* _Goal of the exercise_
Please say how many lines of the listing hold "name", with no other words in the answer.
● ● ●
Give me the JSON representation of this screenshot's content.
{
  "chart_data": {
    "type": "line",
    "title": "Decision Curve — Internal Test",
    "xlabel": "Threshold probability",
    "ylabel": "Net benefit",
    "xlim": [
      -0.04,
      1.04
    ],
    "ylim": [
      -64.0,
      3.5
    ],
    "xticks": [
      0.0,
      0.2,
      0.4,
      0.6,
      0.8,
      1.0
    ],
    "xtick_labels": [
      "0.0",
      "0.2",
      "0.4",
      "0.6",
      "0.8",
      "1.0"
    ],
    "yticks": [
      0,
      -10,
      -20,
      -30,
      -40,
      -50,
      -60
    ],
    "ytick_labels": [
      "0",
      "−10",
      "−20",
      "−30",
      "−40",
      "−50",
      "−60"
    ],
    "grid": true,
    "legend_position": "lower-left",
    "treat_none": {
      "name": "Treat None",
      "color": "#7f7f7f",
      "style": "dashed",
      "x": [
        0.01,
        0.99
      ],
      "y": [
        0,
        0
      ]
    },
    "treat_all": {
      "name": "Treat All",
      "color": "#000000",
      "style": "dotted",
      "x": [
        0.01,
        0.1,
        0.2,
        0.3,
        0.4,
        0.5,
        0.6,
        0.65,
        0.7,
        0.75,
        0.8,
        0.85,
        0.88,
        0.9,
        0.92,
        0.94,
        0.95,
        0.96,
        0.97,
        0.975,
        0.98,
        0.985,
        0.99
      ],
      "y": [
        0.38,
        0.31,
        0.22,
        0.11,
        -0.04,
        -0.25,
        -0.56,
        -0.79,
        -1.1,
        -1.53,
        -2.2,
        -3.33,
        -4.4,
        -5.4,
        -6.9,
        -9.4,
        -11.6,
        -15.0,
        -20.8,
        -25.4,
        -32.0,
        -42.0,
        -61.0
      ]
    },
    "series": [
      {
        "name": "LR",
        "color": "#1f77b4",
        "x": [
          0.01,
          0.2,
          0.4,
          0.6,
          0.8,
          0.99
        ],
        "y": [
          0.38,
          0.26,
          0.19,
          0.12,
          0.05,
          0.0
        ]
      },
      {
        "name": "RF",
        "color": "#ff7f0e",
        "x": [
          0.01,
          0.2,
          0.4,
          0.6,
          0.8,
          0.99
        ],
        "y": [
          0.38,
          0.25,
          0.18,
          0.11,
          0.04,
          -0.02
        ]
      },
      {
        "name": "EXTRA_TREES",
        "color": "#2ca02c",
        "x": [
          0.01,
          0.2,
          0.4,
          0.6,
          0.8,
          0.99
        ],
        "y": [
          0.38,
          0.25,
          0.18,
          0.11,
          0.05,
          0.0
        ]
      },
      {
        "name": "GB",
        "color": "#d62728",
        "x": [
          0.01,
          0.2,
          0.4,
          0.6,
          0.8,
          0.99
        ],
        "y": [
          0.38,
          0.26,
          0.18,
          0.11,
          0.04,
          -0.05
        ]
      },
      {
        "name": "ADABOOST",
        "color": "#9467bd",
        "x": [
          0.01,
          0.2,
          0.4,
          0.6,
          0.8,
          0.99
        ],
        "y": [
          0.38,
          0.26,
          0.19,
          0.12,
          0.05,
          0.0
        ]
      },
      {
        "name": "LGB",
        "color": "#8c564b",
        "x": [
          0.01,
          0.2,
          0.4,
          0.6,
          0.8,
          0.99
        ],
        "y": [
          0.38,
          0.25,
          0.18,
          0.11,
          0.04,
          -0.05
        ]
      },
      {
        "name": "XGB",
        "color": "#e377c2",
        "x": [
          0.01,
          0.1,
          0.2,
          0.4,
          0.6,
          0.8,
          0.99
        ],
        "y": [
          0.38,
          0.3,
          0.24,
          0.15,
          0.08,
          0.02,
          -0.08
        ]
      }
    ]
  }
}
● ● ●
* _Full solution_
9